- [Text segment]
=== Section Start ===
CX3CR1 Expression Is Required for the Development of Pain like Behavior in a Mouse Model of Autoimmune Peripheral Neuropathy: Research poster abstract

Introduction/Aim: Guillain-Barré syndrome and chronic inflammatory demyelinating polyradiculoneuropathy are prototypic autoimmune peripheral neuropathy (APN) which represent a serious neurological emergency. Although current treatment options have proven effective, many patients still present with a severe disease course, pain and residual deficits. We have reported that B7.2 transgenic L31 mice spontaneously develop inflammatory peripheral neuropathy. We also showed that an injury to peripheral nerve in L31 mice facilitates the development of APN. Both effector/memory CD8 T cells and B7.2+ macrophages are required for disease initiation. Here, we highlighted the importance of CX3CR1 expression in disease pathogenesis and in the development of pain like behavior in L31 mice. Methods: L31 mice were crossed with CX3CR1KO mice, and the effect on macrophage phagocytic ability, activated CD8 T cells function and pathology were assessed. Results: CX3CR1 expression was strongly upregulated in sciatic nerve of symptomatic L31 mice which correlated with increased phagocytic ability. Enhanced phagocytosis in L31 mice was impeded in L31/CX3CR1−/- mice. Also, injury failed to trigger APN in L31 mice deficient of CX3CR1 expression. APN associated sensory deficits positively correlated with the amount of CX3CR1 expression. In addition, CX3CR1 deficiency led to a high number of dying monocytes, macrophages and activated CD8 T cells suggesting that CX3CR1 signaling may be crucial for their survival. Lastly, sciatic nerve histology showed no myelin and axon damage in L31/CX3CR1−/- mice. Discussion/Conclusions: These data suggest that CX3CR1 expression are critical for the development of APN in L31 mice. CX3CR1 expressing macrophages contribute to disease pathogenesis via enhanced antigen phagocytosis and presentation.
=== Section End ===
- [Complete the following]
A – Answer these questions from the poster abstract, one answer per line:
(i) Which mice were crossed with L31 mice?
(ii) Which two cell types are required for disease initiation?
(iii) What did sciatic nerve histology show in L31/CX3CR1−/- mice?
B – Decide whether each statement agrees with the poster abstract. Answer yes or no, and quote the words of the abstract that decide it.
(i) Injury triggered APN in L31 mice lacking CX3CR1 expression.
(ii) CX3CR1 expression rose in the sciatic nerve of symptomatic L31 mice.
(iii) APN-associated sensory deficits correlated negatively with the amount of CX3CR1 expression.
C – According to the poster abstract, CX3CR1 deficiency led to a high number of dying cells. List every cell type named there.

- [Provided information]
=== Section Start ===
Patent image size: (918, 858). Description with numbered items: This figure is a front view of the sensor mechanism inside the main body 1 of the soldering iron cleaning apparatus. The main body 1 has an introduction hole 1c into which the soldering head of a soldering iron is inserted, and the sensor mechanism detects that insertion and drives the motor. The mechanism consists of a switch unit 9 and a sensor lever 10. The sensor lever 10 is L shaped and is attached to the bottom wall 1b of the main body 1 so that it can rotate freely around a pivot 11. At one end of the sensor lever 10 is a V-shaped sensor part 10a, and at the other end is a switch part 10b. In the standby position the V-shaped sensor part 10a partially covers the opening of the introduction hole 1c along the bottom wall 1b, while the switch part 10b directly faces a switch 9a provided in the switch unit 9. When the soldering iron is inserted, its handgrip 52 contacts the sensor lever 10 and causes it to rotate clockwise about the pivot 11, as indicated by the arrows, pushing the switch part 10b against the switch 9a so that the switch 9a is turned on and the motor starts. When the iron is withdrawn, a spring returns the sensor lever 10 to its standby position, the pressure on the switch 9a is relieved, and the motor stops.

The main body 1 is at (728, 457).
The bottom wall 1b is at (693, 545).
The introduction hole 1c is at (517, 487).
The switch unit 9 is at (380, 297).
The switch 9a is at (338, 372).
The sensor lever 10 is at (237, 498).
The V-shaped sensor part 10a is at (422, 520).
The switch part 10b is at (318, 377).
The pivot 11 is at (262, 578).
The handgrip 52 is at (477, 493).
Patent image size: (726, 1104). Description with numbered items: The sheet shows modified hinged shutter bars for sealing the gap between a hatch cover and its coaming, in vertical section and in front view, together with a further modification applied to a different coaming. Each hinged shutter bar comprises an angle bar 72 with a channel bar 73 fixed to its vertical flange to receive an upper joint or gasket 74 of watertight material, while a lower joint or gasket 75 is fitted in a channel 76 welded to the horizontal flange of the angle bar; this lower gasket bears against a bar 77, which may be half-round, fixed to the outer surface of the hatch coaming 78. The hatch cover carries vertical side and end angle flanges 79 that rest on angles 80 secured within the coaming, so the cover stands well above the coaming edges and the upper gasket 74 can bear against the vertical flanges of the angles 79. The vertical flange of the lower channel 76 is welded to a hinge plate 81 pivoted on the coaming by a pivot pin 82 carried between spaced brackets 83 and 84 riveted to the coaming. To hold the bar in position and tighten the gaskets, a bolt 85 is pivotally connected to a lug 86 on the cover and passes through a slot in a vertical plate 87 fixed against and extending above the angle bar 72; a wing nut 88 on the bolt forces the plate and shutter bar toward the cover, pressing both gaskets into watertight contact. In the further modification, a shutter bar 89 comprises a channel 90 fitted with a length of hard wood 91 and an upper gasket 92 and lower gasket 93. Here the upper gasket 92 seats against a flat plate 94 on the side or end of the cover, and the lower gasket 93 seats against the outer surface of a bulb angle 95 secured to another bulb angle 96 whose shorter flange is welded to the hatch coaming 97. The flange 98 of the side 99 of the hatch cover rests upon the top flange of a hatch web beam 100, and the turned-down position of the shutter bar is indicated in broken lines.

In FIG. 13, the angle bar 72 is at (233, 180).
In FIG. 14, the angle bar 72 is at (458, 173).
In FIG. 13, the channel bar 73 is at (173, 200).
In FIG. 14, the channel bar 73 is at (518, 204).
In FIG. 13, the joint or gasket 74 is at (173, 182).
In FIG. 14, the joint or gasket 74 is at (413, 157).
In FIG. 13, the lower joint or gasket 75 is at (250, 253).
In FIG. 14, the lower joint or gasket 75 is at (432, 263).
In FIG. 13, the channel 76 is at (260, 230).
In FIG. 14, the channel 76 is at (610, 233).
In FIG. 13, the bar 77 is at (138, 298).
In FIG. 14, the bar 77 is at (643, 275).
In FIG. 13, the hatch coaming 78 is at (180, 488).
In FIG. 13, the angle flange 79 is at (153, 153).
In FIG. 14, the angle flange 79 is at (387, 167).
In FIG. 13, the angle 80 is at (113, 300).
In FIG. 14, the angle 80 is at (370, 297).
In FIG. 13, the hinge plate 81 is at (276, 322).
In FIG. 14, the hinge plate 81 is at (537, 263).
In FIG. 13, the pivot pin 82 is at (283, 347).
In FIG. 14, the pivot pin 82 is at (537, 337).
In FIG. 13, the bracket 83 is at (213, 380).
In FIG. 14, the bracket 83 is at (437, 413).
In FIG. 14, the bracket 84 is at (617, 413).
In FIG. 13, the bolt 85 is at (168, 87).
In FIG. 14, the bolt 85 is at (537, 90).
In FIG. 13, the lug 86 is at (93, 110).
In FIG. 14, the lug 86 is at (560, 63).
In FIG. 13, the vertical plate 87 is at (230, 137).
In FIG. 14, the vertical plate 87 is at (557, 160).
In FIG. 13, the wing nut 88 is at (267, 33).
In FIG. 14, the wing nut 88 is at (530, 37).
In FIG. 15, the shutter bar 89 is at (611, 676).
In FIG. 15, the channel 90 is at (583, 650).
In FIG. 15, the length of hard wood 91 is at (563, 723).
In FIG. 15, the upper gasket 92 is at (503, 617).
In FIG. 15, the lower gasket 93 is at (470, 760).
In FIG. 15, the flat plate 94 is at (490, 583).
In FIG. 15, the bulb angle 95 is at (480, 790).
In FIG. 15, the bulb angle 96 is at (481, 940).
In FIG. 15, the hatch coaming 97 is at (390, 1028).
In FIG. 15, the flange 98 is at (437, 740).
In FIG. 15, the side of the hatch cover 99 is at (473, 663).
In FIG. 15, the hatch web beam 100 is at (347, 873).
=== Section End ===
- [Outputs for the tasks]
A –
(i) CX3CR1KO mice
(ii) Effector/memory CD8 T cells and B7.2+ macrophages
(iii) No myelin and axon damage

B –
(i) No: "injury failed to trigger APN in L31 mice deficient of CX3CR1 expression."
(ii) Yes: "CX3CR1 expression was strongly upregulated in sciatic nerve of symptomatic L31 mice"
(iii) No: "APN associated sensory deficits positively correlated with the amount of CX3CR1 expression."

C –
Monocytes
Macrophages
Activated CD8 T cells